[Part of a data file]
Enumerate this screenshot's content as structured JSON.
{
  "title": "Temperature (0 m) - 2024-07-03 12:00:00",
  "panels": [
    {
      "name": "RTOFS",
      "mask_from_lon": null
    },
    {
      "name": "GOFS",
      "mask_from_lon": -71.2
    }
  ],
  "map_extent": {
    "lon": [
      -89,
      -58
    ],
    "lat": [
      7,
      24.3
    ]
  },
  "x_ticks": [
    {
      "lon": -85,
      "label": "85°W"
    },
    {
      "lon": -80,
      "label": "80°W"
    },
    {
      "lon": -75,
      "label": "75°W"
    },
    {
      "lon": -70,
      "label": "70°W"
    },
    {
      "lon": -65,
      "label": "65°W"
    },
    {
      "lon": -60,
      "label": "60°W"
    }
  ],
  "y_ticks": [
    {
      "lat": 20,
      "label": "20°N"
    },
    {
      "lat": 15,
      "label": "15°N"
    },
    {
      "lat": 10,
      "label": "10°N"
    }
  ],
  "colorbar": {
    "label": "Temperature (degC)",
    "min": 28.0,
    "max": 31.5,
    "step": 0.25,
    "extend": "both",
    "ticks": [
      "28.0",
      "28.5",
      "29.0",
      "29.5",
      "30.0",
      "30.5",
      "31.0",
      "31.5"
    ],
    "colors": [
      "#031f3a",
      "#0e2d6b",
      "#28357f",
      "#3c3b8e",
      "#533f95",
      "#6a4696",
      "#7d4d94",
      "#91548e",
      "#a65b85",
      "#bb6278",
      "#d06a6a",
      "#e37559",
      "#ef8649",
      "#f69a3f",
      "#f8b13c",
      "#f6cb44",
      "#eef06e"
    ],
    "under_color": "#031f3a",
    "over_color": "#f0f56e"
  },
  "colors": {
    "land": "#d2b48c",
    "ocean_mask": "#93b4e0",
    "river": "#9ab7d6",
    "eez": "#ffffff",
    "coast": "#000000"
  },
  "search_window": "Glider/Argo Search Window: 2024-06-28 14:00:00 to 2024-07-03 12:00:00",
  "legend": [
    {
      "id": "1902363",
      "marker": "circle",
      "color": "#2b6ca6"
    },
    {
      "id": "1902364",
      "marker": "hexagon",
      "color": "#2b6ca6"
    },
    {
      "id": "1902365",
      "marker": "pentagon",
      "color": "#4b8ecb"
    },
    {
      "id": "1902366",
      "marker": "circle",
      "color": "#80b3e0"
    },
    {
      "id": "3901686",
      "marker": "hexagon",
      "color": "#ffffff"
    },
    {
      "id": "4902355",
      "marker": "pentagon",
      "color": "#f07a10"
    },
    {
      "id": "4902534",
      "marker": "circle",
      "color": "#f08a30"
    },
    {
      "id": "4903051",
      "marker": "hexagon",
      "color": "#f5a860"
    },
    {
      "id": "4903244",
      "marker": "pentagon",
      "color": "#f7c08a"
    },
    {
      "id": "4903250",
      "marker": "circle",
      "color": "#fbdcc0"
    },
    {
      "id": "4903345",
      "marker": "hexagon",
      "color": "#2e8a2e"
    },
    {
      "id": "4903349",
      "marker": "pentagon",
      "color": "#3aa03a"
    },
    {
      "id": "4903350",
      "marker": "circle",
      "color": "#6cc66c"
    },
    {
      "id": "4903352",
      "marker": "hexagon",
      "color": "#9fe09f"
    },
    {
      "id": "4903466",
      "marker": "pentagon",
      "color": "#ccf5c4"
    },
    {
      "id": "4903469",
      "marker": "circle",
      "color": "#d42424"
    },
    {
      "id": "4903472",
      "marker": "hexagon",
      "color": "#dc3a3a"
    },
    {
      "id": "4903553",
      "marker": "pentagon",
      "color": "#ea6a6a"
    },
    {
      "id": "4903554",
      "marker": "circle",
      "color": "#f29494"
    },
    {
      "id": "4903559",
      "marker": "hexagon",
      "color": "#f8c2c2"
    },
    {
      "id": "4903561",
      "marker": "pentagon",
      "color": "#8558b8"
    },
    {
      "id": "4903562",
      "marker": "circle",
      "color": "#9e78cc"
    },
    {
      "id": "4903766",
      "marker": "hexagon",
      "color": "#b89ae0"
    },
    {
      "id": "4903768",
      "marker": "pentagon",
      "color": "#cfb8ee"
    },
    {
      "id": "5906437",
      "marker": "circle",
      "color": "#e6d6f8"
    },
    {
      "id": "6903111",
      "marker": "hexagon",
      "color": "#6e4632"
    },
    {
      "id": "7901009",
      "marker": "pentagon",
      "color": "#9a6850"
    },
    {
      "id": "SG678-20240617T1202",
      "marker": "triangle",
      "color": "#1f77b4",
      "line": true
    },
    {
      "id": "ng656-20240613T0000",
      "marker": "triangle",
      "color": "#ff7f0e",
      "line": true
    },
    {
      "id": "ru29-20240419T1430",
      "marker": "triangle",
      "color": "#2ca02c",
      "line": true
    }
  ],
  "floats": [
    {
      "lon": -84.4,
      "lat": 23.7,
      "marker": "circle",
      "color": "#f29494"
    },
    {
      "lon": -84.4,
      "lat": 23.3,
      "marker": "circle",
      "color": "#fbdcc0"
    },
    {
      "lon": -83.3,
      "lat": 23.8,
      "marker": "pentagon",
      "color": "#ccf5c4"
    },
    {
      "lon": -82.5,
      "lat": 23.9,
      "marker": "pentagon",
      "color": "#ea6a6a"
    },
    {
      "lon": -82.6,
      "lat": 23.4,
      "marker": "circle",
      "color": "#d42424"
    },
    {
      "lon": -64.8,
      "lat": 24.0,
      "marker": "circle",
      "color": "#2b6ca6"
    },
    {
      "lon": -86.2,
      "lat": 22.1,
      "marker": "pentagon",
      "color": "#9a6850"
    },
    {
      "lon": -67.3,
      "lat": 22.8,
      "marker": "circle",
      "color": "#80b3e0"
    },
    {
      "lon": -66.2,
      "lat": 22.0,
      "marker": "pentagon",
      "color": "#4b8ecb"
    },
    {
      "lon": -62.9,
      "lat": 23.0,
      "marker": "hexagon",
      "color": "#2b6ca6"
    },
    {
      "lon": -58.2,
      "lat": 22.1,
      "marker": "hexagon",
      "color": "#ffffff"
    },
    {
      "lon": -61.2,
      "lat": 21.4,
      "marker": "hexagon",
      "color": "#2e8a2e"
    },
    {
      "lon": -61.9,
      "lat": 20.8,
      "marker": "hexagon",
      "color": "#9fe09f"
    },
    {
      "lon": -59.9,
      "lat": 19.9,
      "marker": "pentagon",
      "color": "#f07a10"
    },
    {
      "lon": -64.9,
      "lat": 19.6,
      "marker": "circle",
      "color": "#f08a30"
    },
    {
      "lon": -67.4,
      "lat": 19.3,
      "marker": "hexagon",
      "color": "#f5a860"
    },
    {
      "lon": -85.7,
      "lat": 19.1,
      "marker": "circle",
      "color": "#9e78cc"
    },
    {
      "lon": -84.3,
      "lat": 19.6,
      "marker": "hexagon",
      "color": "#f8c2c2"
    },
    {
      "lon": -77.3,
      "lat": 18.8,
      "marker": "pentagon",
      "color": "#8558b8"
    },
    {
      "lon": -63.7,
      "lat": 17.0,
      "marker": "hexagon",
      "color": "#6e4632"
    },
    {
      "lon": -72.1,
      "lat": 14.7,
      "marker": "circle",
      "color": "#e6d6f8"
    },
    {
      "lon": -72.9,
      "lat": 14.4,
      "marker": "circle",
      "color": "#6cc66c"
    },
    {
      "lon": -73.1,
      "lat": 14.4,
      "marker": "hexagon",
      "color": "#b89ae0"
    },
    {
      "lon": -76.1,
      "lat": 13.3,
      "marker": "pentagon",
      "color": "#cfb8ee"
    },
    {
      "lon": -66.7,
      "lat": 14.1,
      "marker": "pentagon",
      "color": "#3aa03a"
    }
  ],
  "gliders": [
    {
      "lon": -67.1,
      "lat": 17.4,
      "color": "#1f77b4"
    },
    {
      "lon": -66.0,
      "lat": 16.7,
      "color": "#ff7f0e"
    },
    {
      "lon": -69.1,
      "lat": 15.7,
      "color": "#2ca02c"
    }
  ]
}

## AIM
Work out how many lines above have the string "label" in them, and give only the number.

## ANSWER TO THIS PROBLEM
10